Task requirements: Using the entries that follow, state how many lines contain the word "Zhao". The response is that number and nothing more.

┏━━

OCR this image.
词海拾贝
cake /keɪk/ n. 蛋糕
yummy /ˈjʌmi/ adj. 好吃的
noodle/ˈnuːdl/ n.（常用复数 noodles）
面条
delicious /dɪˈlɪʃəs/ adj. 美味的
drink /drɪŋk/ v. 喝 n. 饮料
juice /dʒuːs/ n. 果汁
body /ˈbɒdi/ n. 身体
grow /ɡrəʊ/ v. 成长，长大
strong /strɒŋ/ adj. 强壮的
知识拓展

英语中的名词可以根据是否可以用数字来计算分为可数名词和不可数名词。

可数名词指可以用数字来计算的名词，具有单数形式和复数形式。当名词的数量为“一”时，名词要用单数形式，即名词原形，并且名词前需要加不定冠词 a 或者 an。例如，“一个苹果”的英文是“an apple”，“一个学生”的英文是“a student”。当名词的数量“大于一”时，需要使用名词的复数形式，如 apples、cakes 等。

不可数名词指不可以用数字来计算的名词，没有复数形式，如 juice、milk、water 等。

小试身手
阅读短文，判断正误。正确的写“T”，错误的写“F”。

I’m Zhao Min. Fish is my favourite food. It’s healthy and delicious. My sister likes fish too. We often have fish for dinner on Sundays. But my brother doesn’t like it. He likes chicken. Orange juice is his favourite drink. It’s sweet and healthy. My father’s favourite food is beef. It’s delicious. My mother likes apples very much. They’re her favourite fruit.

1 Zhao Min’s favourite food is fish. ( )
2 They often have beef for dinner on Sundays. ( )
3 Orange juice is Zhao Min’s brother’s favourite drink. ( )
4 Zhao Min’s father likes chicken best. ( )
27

┗━━
┏━━

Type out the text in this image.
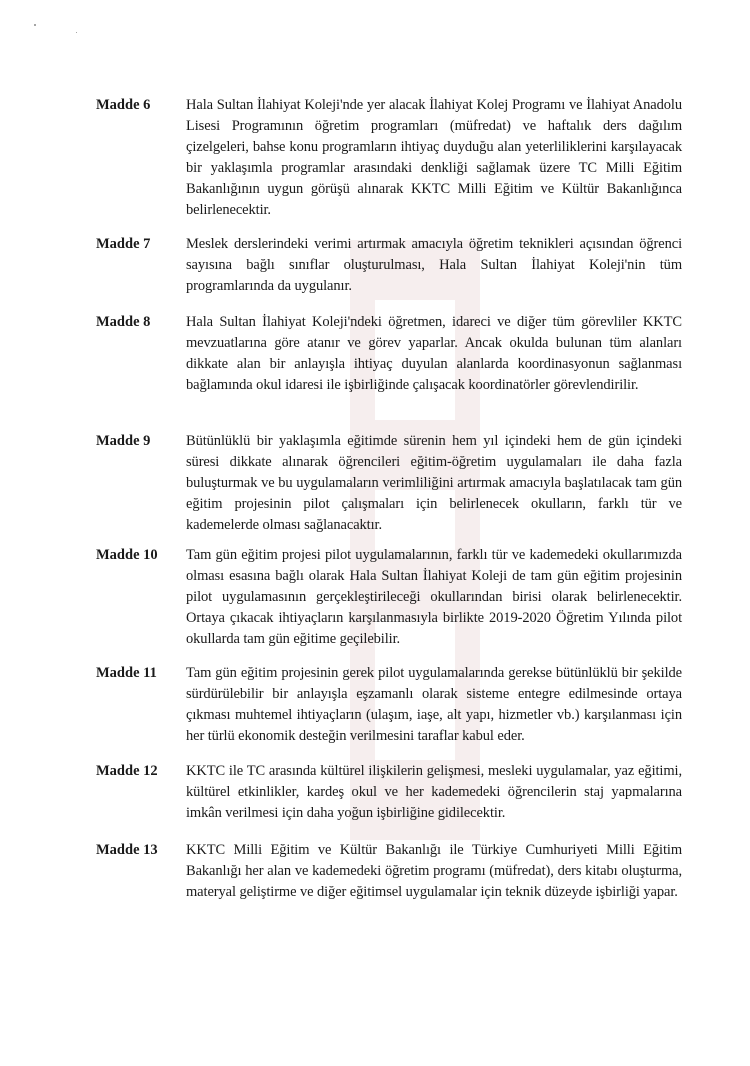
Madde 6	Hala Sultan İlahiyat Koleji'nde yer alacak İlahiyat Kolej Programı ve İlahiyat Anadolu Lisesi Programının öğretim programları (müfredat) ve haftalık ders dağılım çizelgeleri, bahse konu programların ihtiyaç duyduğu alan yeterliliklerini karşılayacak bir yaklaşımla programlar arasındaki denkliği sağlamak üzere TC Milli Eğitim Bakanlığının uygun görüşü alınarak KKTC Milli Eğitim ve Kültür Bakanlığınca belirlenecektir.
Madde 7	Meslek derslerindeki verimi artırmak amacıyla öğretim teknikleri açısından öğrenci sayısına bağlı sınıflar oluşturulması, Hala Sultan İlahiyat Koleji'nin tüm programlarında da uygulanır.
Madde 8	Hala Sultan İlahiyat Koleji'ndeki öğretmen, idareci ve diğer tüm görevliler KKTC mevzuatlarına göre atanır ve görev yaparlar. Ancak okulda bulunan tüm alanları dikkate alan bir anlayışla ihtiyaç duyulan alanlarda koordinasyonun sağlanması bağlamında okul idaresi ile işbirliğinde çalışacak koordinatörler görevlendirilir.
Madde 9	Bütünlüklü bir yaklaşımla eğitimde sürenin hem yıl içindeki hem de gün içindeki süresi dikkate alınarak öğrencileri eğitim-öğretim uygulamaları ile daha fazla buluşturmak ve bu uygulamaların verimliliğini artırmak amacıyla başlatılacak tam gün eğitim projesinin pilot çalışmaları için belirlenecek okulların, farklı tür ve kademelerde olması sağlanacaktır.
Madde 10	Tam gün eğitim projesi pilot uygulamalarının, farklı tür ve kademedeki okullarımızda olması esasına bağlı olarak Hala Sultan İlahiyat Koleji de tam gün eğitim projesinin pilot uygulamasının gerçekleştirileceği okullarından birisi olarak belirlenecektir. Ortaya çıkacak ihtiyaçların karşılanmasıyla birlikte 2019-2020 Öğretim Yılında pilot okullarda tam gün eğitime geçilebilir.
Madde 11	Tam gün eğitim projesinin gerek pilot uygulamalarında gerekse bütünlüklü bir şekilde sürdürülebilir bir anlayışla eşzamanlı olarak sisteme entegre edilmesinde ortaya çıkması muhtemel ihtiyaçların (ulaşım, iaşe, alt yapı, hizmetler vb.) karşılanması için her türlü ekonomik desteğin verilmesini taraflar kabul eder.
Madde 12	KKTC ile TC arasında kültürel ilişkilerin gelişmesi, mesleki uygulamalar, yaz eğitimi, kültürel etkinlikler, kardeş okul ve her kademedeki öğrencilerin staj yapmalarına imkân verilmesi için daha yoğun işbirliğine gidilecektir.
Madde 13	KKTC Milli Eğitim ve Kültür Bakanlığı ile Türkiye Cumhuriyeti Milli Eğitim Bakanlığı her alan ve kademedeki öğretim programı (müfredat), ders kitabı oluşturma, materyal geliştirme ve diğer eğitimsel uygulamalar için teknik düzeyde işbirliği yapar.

┗━━
┏━━

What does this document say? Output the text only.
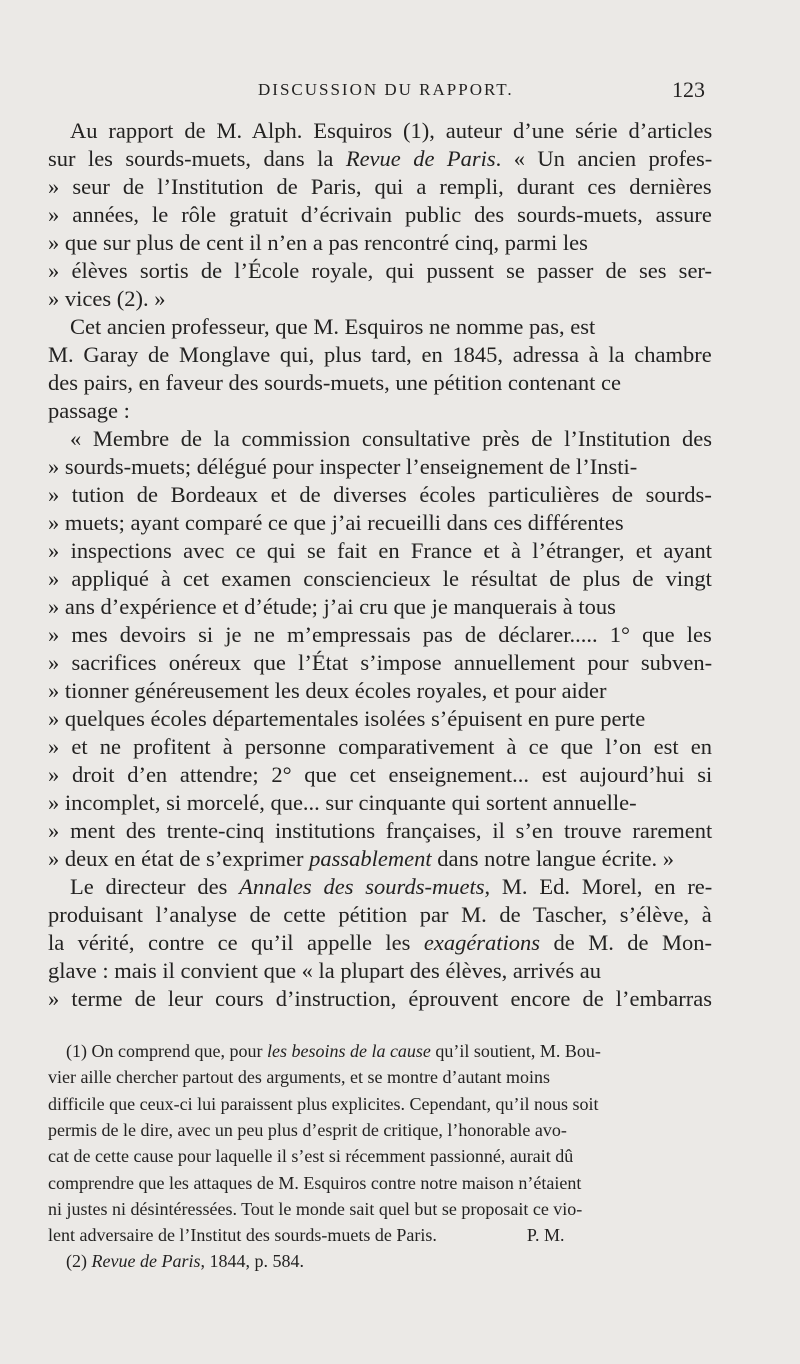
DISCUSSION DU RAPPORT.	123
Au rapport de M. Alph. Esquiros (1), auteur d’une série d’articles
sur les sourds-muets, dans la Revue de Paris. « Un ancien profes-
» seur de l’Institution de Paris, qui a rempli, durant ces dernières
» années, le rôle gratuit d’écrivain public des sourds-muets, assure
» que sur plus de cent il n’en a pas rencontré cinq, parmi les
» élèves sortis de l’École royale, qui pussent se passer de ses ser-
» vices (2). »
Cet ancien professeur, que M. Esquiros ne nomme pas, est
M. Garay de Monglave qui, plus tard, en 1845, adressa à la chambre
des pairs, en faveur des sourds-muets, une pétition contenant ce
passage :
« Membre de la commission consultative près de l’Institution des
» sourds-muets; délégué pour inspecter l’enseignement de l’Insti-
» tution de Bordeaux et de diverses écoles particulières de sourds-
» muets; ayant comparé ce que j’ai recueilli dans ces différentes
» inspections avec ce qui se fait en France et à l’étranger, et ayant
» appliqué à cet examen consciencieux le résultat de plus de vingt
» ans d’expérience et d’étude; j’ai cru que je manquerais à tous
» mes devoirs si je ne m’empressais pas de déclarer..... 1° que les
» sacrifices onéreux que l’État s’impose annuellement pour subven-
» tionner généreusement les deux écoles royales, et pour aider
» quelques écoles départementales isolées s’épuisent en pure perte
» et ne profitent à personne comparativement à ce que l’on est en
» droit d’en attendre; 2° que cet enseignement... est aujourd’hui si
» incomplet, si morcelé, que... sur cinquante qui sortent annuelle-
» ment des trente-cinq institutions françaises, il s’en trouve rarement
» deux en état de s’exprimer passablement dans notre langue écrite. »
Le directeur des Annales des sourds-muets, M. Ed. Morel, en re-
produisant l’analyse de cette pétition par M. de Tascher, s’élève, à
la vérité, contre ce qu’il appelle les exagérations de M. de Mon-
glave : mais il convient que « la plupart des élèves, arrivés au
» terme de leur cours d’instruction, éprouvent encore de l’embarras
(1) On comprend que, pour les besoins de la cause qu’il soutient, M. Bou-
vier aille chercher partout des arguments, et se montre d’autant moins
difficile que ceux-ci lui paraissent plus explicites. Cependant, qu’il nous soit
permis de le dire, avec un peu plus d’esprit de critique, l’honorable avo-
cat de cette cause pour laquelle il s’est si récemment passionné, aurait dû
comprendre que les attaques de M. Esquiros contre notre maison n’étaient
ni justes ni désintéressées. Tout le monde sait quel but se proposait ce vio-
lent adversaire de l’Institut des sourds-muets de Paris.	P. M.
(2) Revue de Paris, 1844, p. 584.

┗━━

Written solution: 4